* Okuma Metni:

* * * * * * * * *

Zeytin dalı uzatmak...!

KONUK YAZAR | Bergama eski Belediye Başkanı Sefa Taşkın, Cumhuriyet Ege için yazdı...

cumhuriyet.com.tr

Son günlerde içinde yaşadığımız savaş ortamı ve zeytinliklerimizi maden ocaklarına kurban edecek yeni "Zeytinlikler Genelgesi" nedeniyle 24.12.2021 günlü "Zeyni Dalı Uzatmak" başlıklı yazımı tekrar dikkatinize sunarım.

İnsanlara günlük yaşamlarında birçok yarar sağlayan, insanlığın kutsal saydığı inançlarda da ilham verici olan zeytin ağacı toplumsal kavramlarda, eylemlerde de bir simgedir. 

Taşıdığı ölümsüzlük kavramı, onca acılara, yıkımlara, yok oluşlara neden olan “savaş”ın karşısına dikilir. 

Zeytin ağacı ve dalı “savaş”a karşı “barış”ın simgesi olur.

Bazen “tek başına” dağlarda bayırlarda poyrazla süzülür, bazen “bir orman gibi kardeşçesine” yamaçlara yayılır, süsler.

Eski Helen dünyasında “daha iyi olmak, insanlara örnek olmak” amacıyla yarışmalar yapılırdı. “Ustalık” anlamına gelen “athlos” sözcüğünü, İzmir’in Meles Çayı kıyısında dolaşıp şiirler söyleyen ozan Homeros  “yarışma” anlamına kullanıyordu. Günümüz dillerine “atlet” olarak dönüşmüş bu sözcük. 

Yarışmaları kazananlara büyük saygı duyulur,  “genç adamı” simgeleyen “Kuros” denen heykelleri yapılırdı.

Anadan doğma, çıplak yarışırdı erkek atletler. Böylece, kazandıkları zaferde kendi yeteneklerinden başka hiçbir etkinin olmadığını kanıtladıkları düşünülürdü.

* * * * * * * * *

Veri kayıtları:

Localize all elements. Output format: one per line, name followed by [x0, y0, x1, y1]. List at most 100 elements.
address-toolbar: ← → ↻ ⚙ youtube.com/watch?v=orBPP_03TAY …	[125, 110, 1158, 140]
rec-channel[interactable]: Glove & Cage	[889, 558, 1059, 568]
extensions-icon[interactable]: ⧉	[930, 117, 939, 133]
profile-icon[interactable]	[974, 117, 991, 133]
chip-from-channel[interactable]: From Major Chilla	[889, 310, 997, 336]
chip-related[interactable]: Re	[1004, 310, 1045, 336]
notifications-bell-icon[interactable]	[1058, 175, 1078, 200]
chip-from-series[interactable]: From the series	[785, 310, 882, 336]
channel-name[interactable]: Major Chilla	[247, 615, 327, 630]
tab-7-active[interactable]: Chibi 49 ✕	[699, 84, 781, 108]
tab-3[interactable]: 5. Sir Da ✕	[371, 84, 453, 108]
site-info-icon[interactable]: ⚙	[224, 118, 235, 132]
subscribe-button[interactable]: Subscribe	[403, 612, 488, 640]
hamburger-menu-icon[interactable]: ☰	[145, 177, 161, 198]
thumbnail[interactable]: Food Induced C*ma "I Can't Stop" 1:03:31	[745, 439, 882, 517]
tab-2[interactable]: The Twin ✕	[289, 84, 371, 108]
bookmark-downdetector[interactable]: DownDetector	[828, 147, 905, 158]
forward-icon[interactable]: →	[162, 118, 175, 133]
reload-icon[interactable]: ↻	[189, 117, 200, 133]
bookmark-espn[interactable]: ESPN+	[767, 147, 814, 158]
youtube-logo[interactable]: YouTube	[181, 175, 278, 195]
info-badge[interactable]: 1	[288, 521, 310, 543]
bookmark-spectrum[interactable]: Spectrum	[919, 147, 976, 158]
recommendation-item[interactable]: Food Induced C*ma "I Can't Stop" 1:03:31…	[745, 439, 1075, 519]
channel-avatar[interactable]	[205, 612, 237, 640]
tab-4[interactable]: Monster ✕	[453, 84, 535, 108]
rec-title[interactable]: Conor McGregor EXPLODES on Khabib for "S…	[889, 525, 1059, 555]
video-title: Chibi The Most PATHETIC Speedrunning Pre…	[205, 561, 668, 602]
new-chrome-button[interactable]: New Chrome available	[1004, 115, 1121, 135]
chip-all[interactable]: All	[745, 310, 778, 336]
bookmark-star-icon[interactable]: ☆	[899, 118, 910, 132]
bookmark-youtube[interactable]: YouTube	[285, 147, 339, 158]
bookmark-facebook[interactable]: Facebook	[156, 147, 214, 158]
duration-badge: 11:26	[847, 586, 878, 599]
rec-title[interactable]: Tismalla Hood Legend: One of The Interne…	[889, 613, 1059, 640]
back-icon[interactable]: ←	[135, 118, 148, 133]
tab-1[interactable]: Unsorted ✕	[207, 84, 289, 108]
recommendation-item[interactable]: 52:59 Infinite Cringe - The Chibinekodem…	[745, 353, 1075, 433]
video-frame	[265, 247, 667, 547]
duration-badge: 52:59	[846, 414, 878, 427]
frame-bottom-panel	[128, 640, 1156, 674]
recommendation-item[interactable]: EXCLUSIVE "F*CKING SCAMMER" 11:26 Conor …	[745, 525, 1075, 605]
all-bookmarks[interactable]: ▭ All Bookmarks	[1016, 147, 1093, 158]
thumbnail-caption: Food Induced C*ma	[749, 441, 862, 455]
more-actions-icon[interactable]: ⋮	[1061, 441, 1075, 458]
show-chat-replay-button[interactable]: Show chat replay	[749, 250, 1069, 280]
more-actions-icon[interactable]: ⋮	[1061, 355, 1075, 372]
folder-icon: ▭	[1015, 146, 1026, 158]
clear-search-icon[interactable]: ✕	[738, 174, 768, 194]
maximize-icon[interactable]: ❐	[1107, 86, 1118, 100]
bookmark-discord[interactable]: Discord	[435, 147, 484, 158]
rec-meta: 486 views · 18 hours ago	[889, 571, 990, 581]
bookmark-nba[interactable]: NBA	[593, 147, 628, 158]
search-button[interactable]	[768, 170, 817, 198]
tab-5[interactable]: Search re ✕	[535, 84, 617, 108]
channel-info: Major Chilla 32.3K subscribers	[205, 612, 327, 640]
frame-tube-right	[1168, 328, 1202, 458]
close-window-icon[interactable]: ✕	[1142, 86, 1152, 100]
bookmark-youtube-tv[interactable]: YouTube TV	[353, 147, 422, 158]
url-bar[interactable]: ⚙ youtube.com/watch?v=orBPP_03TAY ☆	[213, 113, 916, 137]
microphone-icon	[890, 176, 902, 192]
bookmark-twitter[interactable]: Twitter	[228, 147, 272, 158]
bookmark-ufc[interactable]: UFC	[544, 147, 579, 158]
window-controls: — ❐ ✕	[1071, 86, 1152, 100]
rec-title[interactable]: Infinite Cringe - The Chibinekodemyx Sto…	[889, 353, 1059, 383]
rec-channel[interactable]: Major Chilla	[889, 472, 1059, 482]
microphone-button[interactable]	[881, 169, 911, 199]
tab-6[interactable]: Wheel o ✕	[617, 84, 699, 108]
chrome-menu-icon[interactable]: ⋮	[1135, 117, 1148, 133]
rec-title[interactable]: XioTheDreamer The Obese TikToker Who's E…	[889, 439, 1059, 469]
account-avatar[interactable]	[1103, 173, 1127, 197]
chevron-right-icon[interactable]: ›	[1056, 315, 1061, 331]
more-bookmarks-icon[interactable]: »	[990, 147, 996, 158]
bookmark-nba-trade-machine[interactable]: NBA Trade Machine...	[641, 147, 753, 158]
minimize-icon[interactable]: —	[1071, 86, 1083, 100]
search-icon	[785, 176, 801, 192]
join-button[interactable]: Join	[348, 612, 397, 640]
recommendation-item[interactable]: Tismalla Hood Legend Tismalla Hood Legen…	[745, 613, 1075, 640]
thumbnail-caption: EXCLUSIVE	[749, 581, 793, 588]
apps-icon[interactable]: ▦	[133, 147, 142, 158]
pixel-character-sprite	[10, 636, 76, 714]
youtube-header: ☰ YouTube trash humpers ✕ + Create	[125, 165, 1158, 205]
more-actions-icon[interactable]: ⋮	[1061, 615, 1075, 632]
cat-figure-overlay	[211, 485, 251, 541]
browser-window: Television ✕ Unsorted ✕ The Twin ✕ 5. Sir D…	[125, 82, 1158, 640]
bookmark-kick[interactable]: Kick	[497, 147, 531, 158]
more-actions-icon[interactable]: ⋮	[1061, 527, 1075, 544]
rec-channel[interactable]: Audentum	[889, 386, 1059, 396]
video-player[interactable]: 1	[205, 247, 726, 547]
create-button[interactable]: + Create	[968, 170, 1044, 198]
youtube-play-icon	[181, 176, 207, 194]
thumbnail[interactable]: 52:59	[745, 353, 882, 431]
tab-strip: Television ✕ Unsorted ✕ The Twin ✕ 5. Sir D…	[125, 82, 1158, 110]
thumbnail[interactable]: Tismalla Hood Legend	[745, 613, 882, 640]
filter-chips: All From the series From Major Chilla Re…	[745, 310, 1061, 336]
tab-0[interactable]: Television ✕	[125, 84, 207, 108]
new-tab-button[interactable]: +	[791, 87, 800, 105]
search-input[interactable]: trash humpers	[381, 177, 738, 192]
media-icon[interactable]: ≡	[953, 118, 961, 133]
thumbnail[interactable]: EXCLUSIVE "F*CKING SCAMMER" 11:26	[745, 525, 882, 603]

* * * * * * * * *

* Görev 1: Zeytin ağacı yazısında "Anadan doğma, çıplak" ile başlayıp "olmadığını kanıtladıkları düşünülürdü." ile biten bölümü, "atletler" ifadesini "sporcular" ile değiştirerek yeniden yazar mısınız?
* Görev 2: Kayıtların ilk satırından "117, 200, 133]" geçen satıra kadar, iki uç da dahil olmak üzere, bütün satırları aynen tekrarlar mısınız?
Metin ile kayıtlar arasında hiçbir bağlantı yoktur.

* Nihai Yanıt 1:
Anadan doğma, çıplak yarışırdı erkek sporcular. Böylece, kazandıkları zaferde kendi yeteneklerinden başka hiçbir etkinin olmadığını kanıtladıkları düşünülürdü.

* Nihai Yanıt 2:
Localize all elements. Output format: one per line, name followed by [x0, y0, x1, y1]. List at most 100 elements.
address-toolbar: ← → ↻ ⚙ youtube.com/watch?v=orBPP_03TAY …	[125, 110, 1158, 140]
rec-channel[interactable]: Glove & Cage	[889, 558, 1059, 568]
extensions-icon[interactable]: ⧉	[930, 117, 939, 133]
profile-icon[interactable]	[974, 117, 991, 133]
chip-from-channel[interactable]: From Major Chilla	[889, 310, 997, 336]
chip-related[interactable]: Re	[1004, 310, 1045, 336]
notifications-bell-icon[interactable]	[1058, 175, 1078, 200]
chip-from-series[interactable]: From the series	[785, 310, 882, 336]
channel-name[interactable]: Major Chilla	[247, 615, 327, 630]
tab-7-active[interactable]: Chibi 49 ✕	[699, 84, 781, 108]
tab-3[interactable]: 5. Sir Da ✕	[371, 84, 453, 108]
site-info-icon[interactable]: ⚙	[224, 118, 235, 132]
subscribe-button[interactable]: Subscribe	[403, 612, 488, 640]
hamburger-menu-icon[interactable]: ☰	[145, 177, 161, 198]
thumbnail[interactable]: Food Induced C*ma "I Can't Stop" 1:03:31	[745, 439, 882, 517]
tab-2[interactable]: The Twin ✕	[289, 84, 371, 108]
bookmark-downdetector[interactable]: DownDetector	[828, 147, 905, 158]
forward-icon[interactable]: →	[162, 118, 175, 133]
reload-icon[interactable]: ↻	[189, 117, 200, 133]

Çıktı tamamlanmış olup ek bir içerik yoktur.